▸ **Written problem**:
Images must not appear in your copy; reproduce every other part of the records exactly.

▸ **Data records**:
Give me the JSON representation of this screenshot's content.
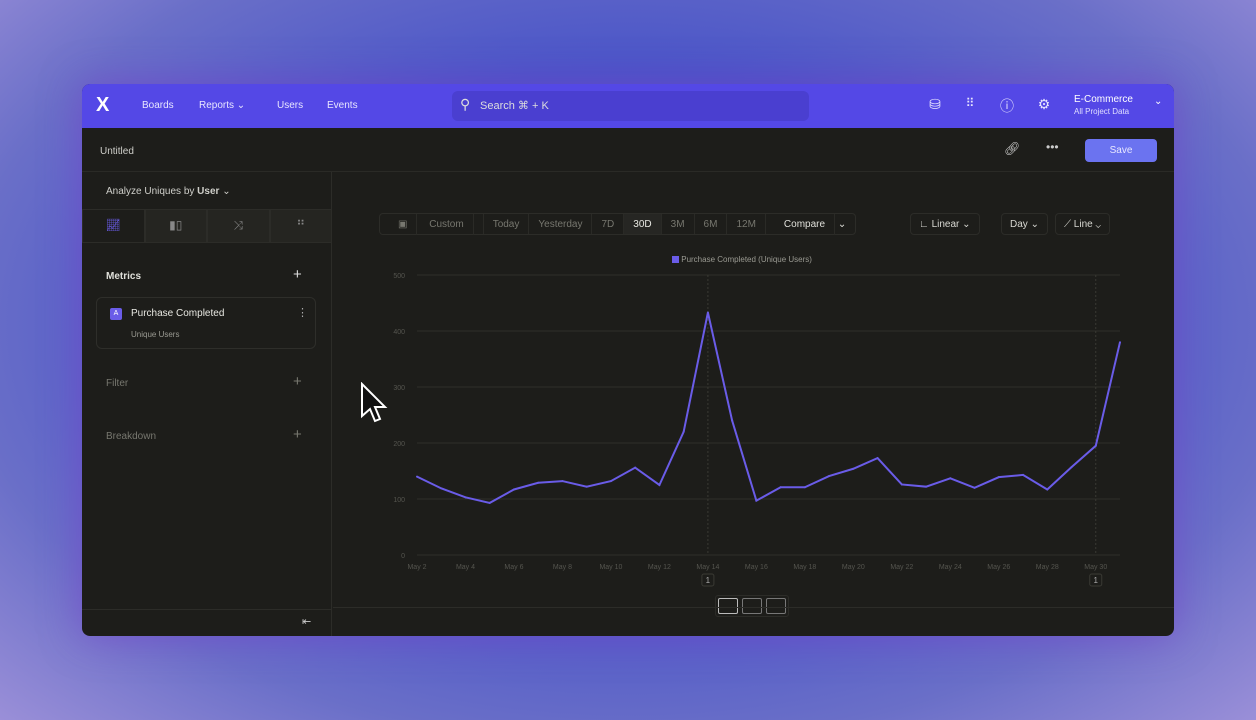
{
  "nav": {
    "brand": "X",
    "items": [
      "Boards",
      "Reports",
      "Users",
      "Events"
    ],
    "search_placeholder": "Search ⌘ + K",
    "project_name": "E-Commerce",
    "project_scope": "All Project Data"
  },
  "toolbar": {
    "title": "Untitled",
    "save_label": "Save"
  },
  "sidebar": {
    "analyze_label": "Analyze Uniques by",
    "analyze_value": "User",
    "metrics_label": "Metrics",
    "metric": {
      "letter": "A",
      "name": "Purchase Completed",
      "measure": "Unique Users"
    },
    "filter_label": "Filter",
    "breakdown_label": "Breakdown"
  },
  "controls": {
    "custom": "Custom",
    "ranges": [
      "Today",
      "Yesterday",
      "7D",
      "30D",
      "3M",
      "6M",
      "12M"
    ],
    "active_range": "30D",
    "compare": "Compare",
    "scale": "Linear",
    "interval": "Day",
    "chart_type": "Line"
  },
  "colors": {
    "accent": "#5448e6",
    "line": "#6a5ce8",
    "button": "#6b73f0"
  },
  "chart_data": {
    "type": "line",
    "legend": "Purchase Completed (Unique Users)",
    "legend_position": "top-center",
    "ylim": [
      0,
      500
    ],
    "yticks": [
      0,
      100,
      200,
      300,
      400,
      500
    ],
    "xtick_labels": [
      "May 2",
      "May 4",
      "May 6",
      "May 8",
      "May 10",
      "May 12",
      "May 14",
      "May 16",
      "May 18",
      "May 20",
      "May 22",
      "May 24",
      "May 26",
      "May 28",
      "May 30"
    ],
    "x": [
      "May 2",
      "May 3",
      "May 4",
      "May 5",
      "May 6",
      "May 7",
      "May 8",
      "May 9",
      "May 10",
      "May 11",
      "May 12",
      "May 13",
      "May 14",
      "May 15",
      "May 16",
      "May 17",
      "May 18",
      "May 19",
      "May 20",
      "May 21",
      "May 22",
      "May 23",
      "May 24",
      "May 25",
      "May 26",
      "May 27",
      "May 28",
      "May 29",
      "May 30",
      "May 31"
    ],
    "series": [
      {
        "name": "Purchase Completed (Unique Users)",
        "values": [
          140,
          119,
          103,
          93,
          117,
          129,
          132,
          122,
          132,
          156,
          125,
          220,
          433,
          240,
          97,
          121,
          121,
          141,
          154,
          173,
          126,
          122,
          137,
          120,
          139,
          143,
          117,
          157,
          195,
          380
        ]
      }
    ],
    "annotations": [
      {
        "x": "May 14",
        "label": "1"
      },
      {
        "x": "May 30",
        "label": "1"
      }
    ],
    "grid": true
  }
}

▸ **Response to this exercise**:
Give me the JSON representation of this screenshot's content.
{
  "nav": {
    "brand": "X",
    "items": [
      "Boards",
      "Reports",
      "Users",
      "Events"
    ],
    "search_placeholder": "Search ⌘ + K",
    "project_name": "E-Commerce",
    "project_scope": "All Project Data"
  },
  "toolbar": {
    "title": "Untitled",
    "save_label": "Save"
  },
  "sidebar": {
    "analyze_label": "Analyze Uniques by",
    "analyze_value": "User",
    "metrics_label": "Metrics",
    "metric": {
      "letter": "A",
      "name": "Purchase Completed",
      "measure": "Unique Users"
    },
    "filter_label": "Filter",
    "breakdown_label": "Breakdown"
  },
  "controls": {
    "custom": "Custom",
    "ranges": [
      "Today",
      "Yesterday",
      "7D",
      "30D",
      "3M",
      "6M",
      "12M"
    ],
    "active_range": "30D",
    "compare": "Compare",
    "scale": "Linear",
    "interval": "Day",
    "chart_type": "Line"
  },
  "colors": {
    "accent": "#5448e6",
    "line": "#6a5ce8",
    "button": "#6b73f0"
  },
  "chart_data": {
    "type": "line",
    "legend": "Purchase Completed (Unique Users)",
    "legend_position": "top-center",
    "ylim": [
      0,
      500
    ],
    "yticks": [
      0,
      100,
      200,
      300,
      400,
      500
    ],
    "xtick_labels": [
      "May 2",
      "May 4",
      "May 6",
      "May 8",
      "May 10",
      "May 12",
      "May 14",
      "May 16",
      "May 18",
      "May 20",
      "May 22",
      "May 24",
      "May 26",
      "May 28",
      "May 30"
    ],
    "x": [
      "May 2",
      "May 3",
      "May 4",
      "May 5",
      "May 6",
      "May 7",
      "May 8",
      "May 9",
      "May 10",
      "May 11",
      "May 12",
      "May 13",
      "May 14",
      "May 15",
      "May 16",
      "May 17",
      "May 18",
      "May 19",
      "May 20",
      "May 21",
      "May 22",
      "May 23",
      "May 24",
      "May 25",
      "May 26",
      "May 27",
      "May 28",
      "May 29",
      "May 30",
      "May 31"
    ],
    "series": [
      {
        "name": "Purchase Completed (Unique Users)",
        "values": [
          140,
          119,
          103,
          93,
          117,
          129,
          132,
          122,
          132,
          156,
          125,
          220,
          433,
          240,
          97,
          121,
          121,
          141,
          154,
          173,
          126,
          122,
          137,
          120,
          139,
          143,
          117,
          157,
          195,
          380
        ]
      }
    ],
    "annotations": [
      {
        "x": "May 14",
        "label": "1"
      },
      {
        "x": "May 30",
        "label": "1"
      }
    ],
    "grid": true
  }
}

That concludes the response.